=== Problem set ===
A. Rewrite the stretch of the trucker opioid-testing article from "If you are a" through "January 1, 2018.", replacing "long-haul trucker" with "commercial driver".
B. Write a continuation of the trucker opioid-testing article, picking up after its final sentence.

=== Text provided ===
If you are a long-haul trucker in Mississippi, you need to be aware of a new change in store for 2018 that could affect the way you earn your living. In response to the opioid epidemic in the United States, the United States Department of Transportation is adding additional drugs to the list to its drug-testing panel: hydrocodone, hydromorphone, oxymorphone, and oxycodone to its drug-testing panel.  Additionally, the USDOT is adding methylenedioxyamphetamine as an initial test analyte; and removing methylenedioxyethylamphetamine as a confirmatory test analyte.

These new drugs become subject to testing on January 1, 2018.

Of course, what makes these additional drugs complex to regulate is that, as opposed to illegal narcotics such as heroin or cocaine, the new additions are all legal with a prescription. Accordingly, you could have a positive test for them because you are using them according to a physician-issued prescription.

If you are required to take a drug test either as part of an employer mandated policy or after an accident, you need to know your rights. As opposed to having the presence of illegal drugs in your system, there may be a legitimate and legal reason that you have one of these substances in your system.  If you are disciplined as a result of a “hot” test for any of these drugs, it is imperative that you contact an experienced trucking attorney immediately to protect your rights.

The Challenges of Testing for Opioids

We are all familiar with laws regarding DUI and the roadside stops and breath tests to detect alcohol in the blood of a driver. While those tests are hardly perfect, they are based on much more predictable science than testing for opioids. When a person consumes alcohol, it first enters the body through ingestion, quickly enters the blood stream, and is then expelled from the body. If you were to graph the amount of alcohol in a person’s blood after drinking, the graph would resemble a traditional bell curve, with very small amounts of alcohol at the time of initial ingestion, rising amounts while it is in the blood stream, and a sharp decrease back down to zero once it is expelled.

=== Data section ===
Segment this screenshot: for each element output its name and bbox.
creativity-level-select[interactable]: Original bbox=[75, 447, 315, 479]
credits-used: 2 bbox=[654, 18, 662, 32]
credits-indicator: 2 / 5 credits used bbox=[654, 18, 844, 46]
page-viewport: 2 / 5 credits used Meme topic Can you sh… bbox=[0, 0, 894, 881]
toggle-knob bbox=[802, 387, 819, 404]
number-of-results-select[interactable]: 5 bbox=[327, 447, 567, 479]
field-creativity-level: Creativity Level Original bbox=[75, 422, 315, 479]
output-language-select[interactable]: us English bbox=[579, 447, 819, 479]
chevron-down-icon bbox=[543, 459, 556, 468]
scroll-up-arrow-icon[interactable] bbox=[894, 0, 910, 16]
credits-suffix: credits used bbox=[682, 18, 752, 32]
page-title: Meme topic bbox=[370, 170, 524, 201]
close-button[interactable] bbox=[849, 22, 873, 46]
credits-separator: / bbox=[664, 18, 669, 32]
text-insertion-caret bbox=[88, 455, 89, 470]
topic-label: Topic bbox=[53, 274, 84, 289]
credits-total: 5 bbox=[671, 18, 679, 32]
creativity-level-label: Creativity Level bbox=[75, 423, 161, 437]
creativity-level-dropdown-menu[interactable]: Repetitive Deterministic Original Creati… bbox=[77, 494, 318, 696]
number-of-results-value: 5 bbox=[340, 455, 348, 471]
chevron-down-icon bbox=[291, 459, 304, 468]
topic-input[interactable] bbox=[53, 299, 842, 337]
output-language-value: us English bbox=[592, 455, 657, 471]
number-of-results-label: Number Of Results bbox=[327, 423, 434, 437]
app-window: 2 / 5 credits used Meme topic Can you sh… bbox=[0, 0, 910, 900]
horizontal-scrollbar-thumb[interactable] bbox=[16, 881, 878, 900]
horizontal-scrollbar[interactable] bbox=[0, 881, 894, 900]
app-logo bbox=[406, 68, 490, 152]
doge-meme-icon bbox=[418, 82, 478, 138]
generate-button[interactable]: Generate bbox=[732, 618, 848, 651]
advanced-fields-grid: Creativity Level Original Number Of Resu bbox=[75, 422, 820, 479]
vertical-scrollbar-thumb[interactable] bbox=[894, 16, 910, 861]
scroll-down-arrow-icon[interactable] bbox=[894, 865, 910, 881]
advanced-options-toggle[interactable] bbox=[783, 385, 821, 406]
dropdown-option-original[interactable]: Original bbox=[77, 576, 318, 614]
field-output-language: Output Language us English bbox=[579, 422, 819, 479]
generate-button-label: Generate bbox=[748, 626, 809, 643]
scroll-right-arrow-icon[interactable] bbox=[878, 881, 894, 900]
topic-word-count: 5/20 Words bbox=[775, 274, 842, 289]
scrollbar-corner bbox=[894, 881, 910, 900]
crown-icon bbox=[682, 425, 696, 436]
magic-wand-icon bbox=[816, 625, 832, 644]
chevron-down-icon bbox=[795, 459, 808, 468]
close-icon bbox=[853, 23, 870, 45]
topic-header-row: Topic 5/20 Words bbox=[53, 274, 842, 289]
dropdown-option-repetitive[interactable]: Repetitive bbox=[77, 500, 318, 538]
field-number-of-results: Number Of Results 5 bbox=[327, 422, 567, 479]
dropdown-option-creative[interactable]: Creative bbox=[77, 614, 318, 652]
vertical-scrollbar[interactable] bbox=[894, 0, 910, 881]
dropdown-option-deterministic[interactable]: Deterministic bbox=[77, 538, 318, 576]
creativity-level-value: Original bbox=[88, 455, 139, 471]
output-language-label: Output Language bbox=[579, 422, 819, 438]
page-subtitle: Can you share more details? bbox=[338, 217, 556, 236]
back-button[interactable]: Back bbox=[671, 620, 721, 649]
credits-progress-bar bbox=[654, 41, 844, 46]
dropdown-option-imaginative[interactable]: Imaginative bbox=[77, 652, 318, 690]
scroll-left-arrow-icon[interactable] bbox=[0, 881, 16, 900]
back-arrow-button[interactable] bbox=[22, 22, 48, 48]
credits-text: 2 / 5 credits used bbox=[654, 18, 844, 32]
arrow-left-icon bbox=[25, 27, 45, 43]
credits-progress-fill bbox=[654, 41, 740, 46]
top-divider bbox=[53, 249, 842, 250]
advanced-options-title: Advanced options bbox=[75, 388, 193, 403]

=== Answers for each item ===
A.
If you are a commercial driver in Mississippi, you need to be aware of a new change in store for 2018 that could affect the way you earn your living. In response to the opioid epidemic in the United States, the United States Department of Transportation is adding additional drugs to the list to its drug-testing panel: hydrocodone, hydromorphone, oxymorphone, and oxycodone to its drug-testing panel.  Additionally, the USDOT is adding methylenedioxyamphetamine as an initial test analyte; and removing methylenedioxyethylamphetamine as a confirmatory test analyte.

These new drugs become subject to testing on January 1, 2018.

B.
Opioids, like many other drugs, do not behave in the system like alcohol. If you have ever been prescribed these drugs, you know that they accumulate in the body slowly over days.  That is because opioids accumulate in fat cells and do not just pass through the digestive and circulatory system like alcohol. Several days after using a prescribed opioid, you likely still have it excreting into your blood through fat cells that absorbed it days ago. If you have been taking a prescription opioid for a long period of time, you may be within the therapeutic dosage limits, but have enough of a prohibited drug in your system to suggest abuse. 

While opioids have existed for quite a while, the effort to regulate their use in industries such as trucking remains new. Unlike alcohol, testing protocols are not well developed and can erroneously suggest a person using opioids for a legitimate health issue is actually abusing them. 

What Should You Do if You Fail a Drug Test?

If you are accused of abusing opioids due to these new USDOT rules or any other company mandated drug testing, call an experienced trucking attorney to protect your rights.

Call Barrett Law now, an experienced Mississippi trucking law firm, to represent you if you have failed a drug test or are having other trucking-related legal problems

Barrett Law has the experience to protect your rights, your livelihood, and your income.  Contact us now at (800) 707-9577 to get experienced counsel on your side.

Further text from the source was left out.